◆ Directions for this task
Extract each line of the records below that contains the word "name".

# Supplied information start

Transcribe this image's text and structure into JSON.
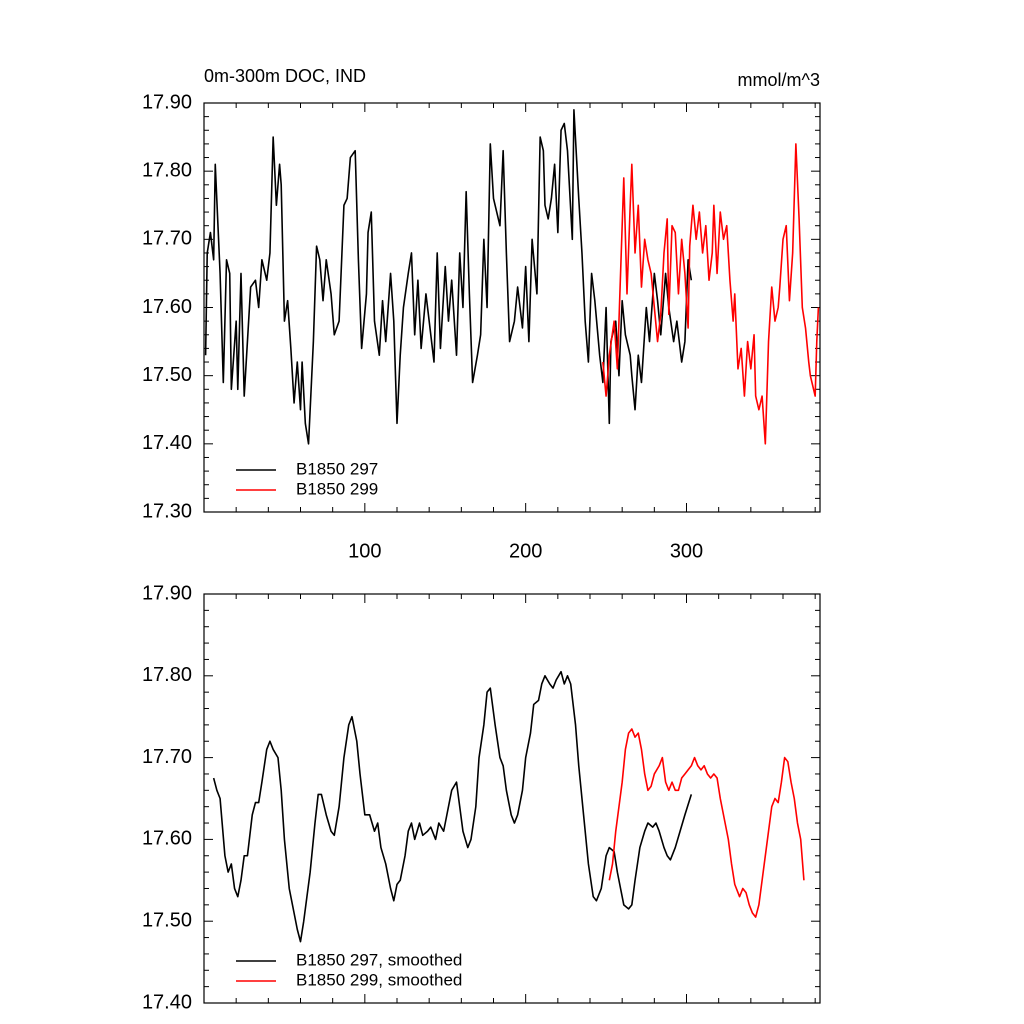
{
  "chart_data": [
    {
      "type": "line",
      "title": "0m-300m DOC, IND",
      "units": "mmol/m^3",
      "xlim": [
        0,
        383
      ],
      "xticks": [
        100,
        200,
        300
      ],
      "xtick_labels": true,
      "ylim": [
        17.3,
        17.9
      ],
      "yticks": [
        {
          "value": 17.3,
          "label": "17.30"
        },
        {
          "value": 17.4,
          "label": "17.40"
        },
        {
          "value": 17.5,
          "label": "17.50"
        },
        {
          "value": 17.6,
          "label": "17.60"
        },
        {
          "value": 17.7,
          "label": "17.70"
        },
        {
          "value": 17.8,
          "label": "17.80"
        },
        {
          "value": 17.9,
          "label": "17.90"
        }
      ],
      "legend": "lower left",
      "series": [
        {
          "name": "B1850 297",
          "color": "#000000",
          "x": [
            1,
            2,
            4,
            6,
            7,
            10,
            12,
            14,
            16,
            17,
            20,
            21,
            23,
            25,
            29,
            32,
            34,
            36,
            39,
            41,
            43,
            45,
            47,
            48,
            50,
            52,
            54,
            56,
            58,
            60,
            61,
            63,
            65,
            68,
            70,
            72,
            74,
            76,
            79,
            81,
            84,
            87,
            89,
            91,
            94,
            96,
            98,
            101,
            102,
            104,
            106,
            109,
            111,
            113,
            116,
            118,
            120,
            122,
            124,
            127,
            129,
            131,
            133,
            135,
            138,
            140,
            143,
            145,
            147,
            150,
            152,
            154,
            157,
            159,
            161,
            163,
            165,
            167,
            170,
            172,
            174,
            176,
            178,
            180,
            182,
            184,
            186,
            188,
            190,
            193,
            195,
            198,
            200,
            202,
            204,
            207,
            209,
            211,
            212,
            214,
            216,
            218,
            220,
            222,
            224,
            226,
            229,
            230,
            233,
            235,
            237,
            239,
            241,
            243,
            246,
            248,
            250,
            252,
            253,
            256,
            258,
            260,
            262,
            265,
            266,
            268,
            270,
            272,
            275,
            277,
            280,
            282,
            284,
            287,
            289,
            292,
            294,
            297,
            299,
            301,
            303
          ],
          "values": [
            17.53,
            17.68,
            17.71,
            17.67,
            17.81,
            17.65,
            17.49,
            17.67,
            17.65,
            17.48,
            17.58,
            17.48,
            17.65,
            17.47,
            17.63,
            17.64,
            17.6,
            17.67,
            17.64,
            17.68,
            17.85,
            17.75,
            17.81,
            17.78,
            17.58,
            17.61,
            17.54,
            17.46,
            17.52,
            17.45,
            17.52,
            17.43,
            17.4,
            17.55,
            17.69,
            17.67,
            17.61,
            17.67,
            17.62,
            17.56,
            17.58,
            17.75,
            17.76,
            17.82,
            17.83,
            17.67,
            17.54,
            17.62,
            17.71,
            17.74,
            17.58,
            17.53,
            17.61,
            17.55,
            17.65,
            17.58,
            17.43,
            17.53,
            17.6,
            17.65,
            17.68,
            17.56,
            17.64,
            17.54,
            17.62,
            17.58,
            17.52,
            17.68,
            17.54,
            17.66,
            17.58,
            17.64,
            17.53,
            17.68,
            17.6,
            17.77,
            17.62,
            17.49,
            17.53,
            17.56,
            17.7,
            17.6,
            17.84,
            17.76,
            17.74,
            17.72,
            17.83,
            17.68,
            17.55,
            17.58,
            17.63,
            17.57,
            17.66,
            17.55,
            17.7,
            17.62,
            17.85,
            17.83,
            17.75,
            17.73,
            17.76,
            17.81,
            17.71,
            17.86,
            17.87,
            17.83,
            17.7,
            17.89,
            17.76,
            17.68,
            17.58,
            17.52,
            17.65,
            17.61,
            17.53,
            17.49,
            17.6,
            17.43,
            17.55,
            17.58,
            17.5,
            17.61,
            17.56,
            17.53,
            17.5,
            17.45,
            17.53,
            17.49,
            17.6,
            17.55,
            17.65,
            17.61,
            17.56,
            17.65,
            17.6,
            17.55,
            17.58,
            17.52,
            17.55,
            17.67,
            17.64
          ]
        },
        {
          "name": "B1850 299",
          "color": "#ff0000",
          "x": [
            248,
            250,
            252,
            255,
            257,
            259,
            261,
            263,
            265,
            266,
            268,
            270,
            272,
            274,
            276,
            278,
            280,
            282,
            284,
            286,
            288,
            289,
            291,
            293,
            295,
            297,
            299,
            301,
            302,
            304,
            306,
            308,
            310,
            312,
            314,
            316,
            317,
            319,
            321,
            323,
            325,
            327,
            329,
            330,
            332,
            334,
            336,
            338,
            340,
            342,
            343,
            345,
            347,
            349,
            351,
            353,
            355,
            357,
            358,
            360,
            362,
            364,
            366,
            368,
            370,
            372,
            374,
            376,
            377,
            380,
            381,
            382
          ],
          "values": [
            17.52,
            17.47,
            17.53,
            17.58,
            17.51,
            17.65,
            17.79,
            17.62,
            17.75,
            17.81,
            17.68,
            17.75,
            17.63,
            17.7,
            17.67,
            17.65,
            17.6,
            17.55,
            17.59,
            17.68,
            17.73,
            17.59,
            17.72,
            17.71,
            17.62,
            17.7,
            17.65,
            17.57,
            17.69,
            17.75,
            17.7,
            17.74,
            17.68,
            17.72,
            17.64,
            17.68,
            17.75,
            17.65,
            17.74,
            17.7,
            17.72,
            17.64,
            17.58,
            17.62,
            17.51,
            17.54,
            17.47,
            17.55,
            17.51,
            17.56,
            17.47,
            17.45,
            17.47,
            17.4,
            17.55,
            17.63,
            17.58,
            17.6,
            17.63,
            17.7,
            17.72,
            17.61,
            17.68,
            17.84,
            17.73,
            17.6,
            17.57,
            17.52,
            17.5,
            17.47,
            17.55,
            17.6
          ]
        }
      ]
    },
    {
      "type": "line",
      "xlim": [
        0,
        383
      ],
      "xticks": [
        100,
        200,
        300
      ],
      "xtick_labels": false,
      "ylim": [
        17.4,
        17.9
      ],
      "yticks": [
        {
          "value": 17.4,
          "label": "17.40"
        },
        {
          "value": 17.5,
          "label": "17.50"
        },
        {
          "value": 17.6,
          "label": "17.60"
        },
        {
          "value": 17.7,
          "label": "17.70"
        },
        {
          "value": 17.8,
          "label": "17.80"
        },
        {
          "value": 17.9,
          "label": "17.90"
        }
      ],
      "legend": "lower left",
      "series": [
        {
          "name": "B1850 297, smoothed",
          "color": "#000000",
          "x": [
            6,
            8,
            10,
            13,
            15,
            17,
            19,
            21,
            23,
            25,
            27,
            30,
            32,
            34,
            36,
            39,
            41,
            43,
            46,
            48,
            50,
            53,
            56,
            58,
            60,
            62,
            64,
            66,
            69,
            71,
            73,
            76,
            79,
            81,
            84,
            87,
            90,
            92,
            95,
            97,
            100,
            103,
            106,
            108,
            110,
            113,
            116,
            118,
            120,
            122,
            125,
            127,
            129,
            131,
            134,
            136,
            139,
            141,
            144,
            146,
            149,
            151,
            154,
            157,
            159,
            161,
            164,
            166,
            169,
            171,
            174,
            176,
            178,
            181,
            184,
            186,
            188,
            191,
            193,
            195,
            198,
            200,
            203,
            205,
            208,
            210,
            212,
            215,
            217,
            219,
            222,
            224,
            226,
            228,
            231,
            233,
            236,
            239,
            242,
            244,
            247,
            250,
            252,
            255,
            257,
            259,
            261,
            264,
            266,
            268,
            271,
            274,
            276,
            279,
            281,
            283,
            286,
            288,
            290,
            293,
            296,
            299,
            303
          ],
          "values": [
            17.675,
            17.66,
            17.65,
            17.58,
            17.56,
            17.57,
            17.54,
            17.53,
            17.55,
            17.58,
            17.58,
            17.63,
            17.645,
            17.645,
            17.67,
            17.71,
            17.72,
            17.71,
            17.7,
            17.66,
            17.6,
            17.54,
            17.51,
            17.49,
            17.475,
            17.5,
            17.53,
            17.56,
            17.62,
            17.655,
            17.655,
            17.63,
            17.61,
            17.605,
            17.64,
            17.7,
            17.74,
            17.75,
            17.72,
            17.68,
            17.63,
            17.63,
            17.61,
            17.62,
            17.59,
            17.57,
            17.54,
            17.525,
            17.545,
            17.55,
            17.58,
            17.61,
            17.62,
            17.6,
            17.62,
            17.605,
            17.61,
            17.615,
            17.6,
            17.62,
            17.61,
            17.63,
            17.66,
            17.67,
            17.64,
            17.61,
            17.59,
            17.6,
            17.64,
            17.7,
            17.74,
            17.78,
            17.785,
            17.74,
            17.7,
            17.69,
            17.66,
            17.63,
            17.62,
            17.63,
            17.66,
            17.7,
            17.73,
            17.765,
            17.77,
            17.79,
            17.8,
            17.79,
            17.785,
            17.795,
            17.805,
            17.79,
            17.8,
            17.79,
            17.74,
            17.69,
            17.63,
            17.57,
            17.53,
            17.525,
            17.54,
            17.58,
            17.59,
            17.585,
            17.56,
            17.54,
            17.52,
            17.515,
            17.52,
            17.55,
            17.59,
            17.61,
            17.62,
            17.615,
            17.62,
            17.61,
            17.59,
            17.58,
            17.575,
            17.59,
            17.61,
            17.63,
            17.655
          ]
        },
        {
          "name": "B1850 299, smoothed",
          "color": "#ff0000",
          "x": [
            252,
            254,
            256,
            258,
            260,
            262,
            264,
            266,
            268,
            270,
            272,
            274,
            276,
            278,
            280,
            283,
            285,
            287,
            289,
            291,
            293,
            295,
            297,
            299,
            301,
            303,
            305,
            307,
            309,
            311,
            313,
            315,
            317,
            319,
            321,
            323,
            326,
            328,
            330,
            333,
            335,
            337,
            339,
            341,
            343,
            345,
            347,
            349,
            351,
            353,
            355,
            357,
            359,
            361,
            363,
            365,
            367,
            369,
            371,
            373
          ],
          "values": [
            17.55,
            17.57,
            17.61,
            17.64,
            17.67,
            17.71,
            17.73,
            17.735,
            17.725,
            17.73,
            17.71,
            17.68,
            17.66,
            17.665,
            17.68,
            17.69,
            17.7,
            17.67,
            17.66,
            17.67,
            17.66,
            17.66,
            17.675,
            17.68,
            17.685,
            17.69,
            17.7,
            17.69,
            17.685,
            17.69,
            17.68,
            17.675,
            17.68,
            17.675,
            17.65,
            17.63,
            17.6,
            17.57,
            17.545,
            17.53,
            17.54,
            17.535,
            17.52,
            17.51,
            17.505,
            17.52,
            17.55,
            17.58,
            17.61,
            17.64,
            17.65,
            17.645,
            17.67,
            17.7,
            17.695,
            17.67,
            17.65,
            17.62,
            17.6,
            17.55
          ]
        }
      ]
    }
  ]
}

# Supplied information end

◆ Output of the exercise
          "name": "B1850 297",
          "name": "B1850 299",
          "name": "B1850 297, smoothed",
          "name": "B1850 299, smoothed",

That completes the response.